++++ Dataset records ++++
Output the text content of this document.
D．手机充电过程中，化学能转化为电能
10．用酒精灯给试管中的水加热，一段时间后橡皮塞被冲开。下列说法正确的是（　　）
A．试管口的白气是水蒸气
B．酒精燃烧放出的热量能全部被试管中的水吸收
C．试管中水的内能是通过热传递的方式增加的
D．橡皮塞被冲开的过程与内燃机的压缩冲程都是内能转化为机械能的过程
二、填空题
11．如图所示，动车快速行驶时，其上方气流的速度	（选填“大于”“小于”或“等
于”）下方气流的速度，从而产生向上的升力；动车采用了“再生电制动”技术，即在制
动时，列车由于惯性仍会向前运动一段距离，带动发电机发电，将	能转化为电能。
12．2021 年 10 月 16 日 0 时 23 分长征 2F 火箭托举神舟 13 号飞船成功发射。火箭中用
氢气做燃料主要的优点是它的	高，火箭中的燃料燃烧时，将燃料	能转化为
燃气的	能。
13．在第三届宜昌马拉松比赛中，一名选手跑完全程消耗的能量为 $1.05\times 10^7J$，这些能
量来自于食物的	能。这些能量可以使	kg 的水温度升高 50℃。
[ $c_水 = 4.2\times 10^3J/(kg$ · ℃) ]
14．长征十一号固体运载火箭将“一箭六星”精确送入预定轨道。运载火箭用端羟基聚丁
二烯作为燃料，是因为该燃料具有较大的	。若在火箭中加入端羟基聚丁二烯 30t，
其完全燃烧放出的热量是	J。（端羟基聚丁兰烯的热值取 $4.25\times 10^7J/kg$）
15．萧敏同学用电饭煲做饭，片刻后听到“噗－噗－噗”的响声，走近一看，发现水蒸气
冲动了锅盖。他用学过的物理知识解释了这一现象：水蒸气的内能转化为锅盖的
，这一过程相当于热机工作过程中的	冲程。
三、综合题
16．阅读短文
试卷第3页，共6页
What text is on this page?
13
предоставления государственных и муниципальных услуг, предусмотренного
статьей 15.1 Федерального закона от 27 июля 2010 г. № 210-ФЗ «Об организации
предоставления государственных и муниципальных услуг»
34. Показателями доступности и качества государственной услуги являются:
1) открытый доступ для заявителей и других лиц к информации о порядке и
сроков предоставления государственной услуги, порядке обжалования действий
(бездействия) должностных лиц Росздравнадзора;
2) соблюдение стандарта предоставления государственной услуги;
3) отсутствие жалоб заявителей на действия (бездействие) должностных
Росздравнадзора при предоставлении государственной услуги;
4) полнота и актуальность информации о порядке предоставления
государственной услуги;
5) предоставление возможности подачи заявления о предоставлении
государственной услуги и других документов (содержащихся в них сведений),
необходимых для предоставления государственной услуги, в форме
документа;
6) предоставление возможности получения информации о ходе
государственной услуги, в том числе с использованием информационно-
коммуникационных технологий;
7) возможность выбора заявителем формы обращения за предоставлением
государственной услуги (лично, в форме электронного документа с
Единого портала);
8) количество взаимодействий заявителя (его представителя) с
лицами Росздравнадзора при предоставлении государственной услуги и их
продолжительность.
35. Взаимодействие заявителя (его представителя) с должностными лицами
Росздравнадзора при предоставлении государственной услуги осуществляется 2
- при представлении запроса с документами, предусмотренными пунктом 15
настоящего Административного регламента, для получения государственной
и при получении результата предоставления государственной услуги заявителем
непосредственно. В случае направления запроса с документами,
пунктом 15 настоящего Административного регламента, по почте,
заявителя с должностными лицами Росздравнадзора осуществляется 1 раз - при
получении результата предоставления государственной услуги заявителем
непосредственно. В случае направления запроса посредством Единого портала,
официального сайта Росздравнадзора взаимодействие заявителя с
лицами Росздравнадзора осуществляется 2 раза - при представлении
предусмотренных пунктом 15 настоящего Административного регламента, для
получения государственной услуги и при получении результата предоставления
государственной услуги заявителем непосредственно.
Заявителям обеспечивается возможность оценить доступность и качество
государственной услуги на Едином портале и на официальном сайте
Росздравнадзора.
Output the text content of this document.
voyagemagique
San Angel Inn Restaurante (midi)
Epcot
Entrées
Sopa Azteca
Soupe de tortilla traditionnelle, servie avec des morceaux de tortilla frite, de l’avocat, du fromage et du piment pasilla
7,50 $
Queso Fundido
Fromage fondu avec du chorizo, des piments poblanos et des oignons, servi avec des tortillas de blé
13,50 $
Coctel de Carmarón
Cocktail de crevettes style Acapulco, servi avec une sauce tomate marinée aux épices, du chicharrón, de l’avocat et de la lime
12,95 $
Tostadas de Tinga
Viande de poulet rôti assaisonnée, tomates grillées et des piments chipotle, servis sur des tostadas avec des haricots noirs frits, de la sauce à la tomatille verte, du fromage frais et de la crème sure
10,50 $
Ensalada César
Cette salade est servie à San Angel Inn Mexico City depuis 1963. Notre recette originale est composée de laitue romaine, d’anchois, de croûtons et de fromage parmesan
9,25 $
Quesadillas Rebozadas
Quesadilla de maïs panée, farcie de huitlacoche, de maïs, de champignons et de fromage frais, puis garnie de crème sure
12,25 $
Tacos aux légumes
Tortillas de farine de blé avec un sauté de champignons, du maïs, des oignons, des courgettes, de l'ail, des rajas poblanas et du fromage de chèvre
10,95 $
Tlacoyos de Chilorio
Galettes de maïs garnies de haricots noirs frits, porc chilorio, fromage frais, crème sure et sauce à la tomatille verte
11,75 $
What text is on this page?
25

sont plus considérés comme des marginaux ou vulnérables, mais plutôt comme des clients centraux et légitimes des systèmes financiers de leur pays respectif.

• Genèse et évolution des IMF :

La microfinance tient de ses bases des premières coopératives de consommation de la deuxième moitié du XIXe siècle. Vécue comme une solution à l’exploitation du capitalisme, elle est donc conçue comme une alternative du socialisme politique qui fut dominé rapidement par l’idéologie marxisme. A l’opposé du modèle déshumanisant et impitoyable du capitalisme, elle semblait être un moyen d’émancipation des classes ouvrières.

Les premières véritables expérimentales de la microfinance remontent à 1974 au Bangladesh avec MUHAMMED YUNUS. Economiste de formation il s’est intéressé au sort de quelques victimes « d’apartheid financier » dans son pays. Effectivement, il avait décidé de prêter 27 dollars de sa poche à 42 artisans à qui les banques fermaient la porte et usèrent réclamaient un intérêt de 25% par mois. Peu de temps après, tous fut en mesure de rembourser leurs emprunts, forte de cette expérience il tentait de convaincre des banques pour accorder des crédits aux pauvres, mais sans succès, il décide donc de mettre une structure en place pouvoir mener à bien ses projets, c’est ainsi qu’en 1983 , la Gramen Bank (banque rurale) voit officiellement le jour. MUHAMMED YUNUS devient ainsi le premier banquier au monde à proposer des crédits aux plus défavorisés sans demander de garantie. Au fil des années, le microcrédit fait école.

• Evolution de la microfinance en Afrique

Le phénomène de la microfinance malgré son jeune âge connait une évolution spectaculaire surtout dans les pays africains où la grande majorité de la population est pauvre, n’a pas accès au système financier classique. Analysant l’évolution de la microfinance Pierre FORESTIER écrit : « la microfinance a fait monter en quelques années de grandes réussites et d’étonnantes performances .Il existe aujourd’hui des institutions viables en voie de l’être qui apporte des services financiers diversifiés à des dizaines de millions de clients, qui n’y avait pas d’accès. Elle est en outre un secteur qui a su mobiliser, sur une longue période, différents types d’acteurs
++++
**Stated task**
Repeat all entries. Match them exactly.

**Written response**
Output the text content of this document.
D．手机充电过程中，化学能转化为电能
10．用酒精灯给试管中的水加热，一段时间后橡皮塞被冲开。下列说法正确的是（　　）
A．试管口的白气是水蒸气
B．酒精燃烧放出的热量能全部被试管中的水吸收
C．试管中水的内能是通过热传递的方式增加的
D．橡皮塞被冲开的过程与内燃机的压缩冲程都是内能转化为机械能的过程
二、填空题
11．如图所示，动车快速行驶时，其上方气流的速度	（选填“大于”“小于”或“等
于”）下方气流的速度，从而产生向上的升力；动车采用了“再生电制动”技术，即在制
动时，列车由于惯性仍会向前运动一段距离，带动发电机发电，将	能转化为电能。
12．2021 年 10 月 16 日 0 时 23 分长征 2F 火箭托举神舟 13 号飞船成功发射。火箭中用
氢气做燃料主要的优点是它的	高，火箭中的燃料燃烧时，将燃料	能转化为
燃气的	能。
13．在第三届宜昌马拉松比赛中，一名选手跑完全程消耗的能量为 $1.05\times 10^7J$，这些能
量来自于食物的	能。这些能量可以使	kg 的水温度升高 50℃。
[ $c_水 = 4.2\times 10^3J/(kg$ · ℃) ]
14．长征十一号固体运载火箭将“一箭六星”精确送入预定轨道。运载火箭用端羟基聚丁
二烯作为燃料，是因为该燃料具有较大的	。若在火箭中加入端羟基聚丁二烯 30t，
其完全燃烧放出的热量是	J。（端羟基聚丁兰烯的热值取 $4.25\times 10^7J/kg$）
15．萧敏同学用电饭煲做饭，片刻后听到“噗－噗－噗”的响声，走近一看，发现水蒸气
冲动了锅盖。他用学过的物理知识解释了这一现象：水蒸气的内能转化为锅盖的
，这一过程相当于热机工作过程中的	冲程。
三、综合题
16．阅读短文
试卷第3页，共6页
What text is on this page?
13
предоставления государственных и муниципальных услуг, предусмотренного
статьей 15.1 Федерального закона от 27 июля 2010 г. № 210-ФЗ «Об организации
предоставления государственных и муниципальных услуг»
34. Показателями доступности и качества государственной услуги являются:
1) открытый доступ для заявителей и других лиц к информации о порядке и
сроков предоставления государственной услуги, порядке обжалования действий
(бездействия) должностных лиц Росздравнадзора;
2) соблюдение стандарта предоставления государственной услуги;
3) отсутствие жалоб заявителей на действия (бездействие) должностных
Росздравнадзора при предоставлении государственной услуги;
4) полнота и актуальность информации о порядке предоставления
государственной услуги;
5) предоставление возможности подачи заявления о предоставлении
государственной услуги и других документов (содержащихся в них сведений),
необходимых для предоставления государственной услуги, в форме
документа;
6) предоставление возможности получения информации о ходе
государственной услуги, в том числе с использованием информационно-
коммуникационных технологий;
7) возможность выбора заявителем формы обращения за предоставлением
государственной услуги (лично, в форме электронного документа с
Единого портала);
8) количество взаимодействий заявителя (его представителя) с
лицами Росздравнадзора при предоставлении государственной услуги и их
продолжительность.
35. Взаимодействие заявителя (его представителя) с должностными лицами
Росздравнадзора при предоставлении государственной услуги осуществляется 2
- при представлении запроса с документами, предусмотренными пунктом 15
настоящего Административного регламента, для получения государственной
и при получении результата предоставления государственной услуги заявителем
непосредственно. В случае направления запроса с документами,
пунктом 15 настоящего Административного регламента, по почте,
заявителя с должностными лицами Росздравнадзора осуществляется 1 раз - при
получении результата предоставления государственной услуги заявителем
непосредственно. В случае направления запроса посредством Единого портала,
официального сайта Росздравнадзора взаимодействие заявителя с
лицами Росздравнадзора осуществляется 2 раза - при представлении
предусмотренных пунктом 15 настоящего Административного регламента, для
получения государственной услуги и при получении результата предоставления
государственной услуги заявителем непосредственно.
Заявителям обеспечивается возможность оценить доступность и качество
государственной услуги на Едином портале и на официальном сайте
Росздравнадзора.
Output the text content of this document.
voyagemagique
San Angel Inn Restaurante (midi)
Epcot
Entrées
Sopa Azteca
Soupe de tortilla traditionnelle, servie avec des morceaux de tortilla frite, de l’avocat, du fromage et du piment pasilla
7,50 $
Queso Fundido
Fromage fondu avec du chorizo, des piments poblanos et des oignons, servi avec des tortillas de blé
13,50 $
Coctel de Carmarón
Cocktail de crevettes style Acapulco, servi avec une sauce tomate marinée aux épices, du chicharrón, de l’avocat et de la lime
12,95 $
Tostadas de Tinga
Viande de poulet rôti assaisonnée, tomates grillées et des piments chipotle, servis sur des tostadas avec des haricots noirs frits, de la sauce à la tomatille verte, du fromage frais et de la crème sure
10,50 $
Ensalada César
Cette salade est servie à San Angel Inn Mexico City depuis 1963. Notre recette originale est composée de laitue romaine, d’anchois, de croûtons et de fromage parmesan
9,25 $
Quesadillas Rebozadas
Quesadilla de maïs panée, farcie de huitlacoche, de maïs, de champignons et de fromage frais, puis garnie de crème sure
12,25 $
Tacos aux légumes
Tortillas de farine de blé avec un sauté de champignons, du maïs, des oignons, des courgettes, de l'ail, des rajas poblanas et du fromage de chèvre
10,95 $
Tlacoyos de Chilorio
Galettes de maïs garnies de haricots noirs frits, porc chilorio, fromage frais, crème sure et sauce à la tomatille verte
11,75 $
What text is on this page?
25

sont plus considérés comme des marginaux ou vulnérables, mais plutôt comme des clients centraux et légitimes des systèmes financiers de leur pays respectif.

• Genèse et évolution des IMF :

La microfinance tient de ses bases des premières coopératives de consommation de la deuxième moitié du XIXe siècle. Vécue comme une solution à l’exploitation du capitalisme, elle est donc conçue comme une alternative du socialisme politique qui fut dominé rapidement par l’idéologie marxisme. A l’opposé du modèle déshumanisant et impitoyable du capitalisme, elle semblait être un moyen d’émancipation des classes ouvrières.

Les premières véritables expérimentales de la microfinance remontent à 1974 au Bangladesh avec MUHAMMED YUNUS. Economiste de formation il s’est intéressé au sort de quelques victimes « d’apartheid financier » dans son pays. Effectivement, il avait décidé de prêter 27 dollars de sa poche à 42 artisans à qui les banques fermaient la porte et usèrent réclamaient un intérêt de 25% par mois. Peu de temps après, tous fut en mesure de rembourser leurs emprunts, forte de cette expérience il tentait de convaincre des banques pour accorder des crédits aux pauvres, mais sans succès, il décide donc de mettre une structure en place pouvoir mener à bien ses projets, c’est ainsi qu’en 1983 , la Gramen Bank (banque rurale) voit officiellement le jour. MUHAMMED YUNUS devient ainsi le premier banquier au monde à proposer des crédits aux plus défavorisés sans demander de garantie. Au fil des années, le microcrédit fait école.

• Evolution de la microfinance en Afrique

Le phénomène de la microfinance malgré son jeune âge connait une évolution spectaculaire surtout dans les pays africains où la grande majorité de la population est pauvre, n’a pas accès au système financier classique. Analysant l’évolution de la microfinance Pierre FORESTIER écrit : « la microfinance a fait monter en quelques années de grandes réussites et d’étonnantes performances .Il existe aujourd’hui des institutions viables en voie de l’être qui apporte des services financiers diversifiés à des dizaines de millions de clients, qui n’y avait pas d’accès. Elle est en outre un secteur qui a su mobiliser, sur une longue période, différents types d’acteurs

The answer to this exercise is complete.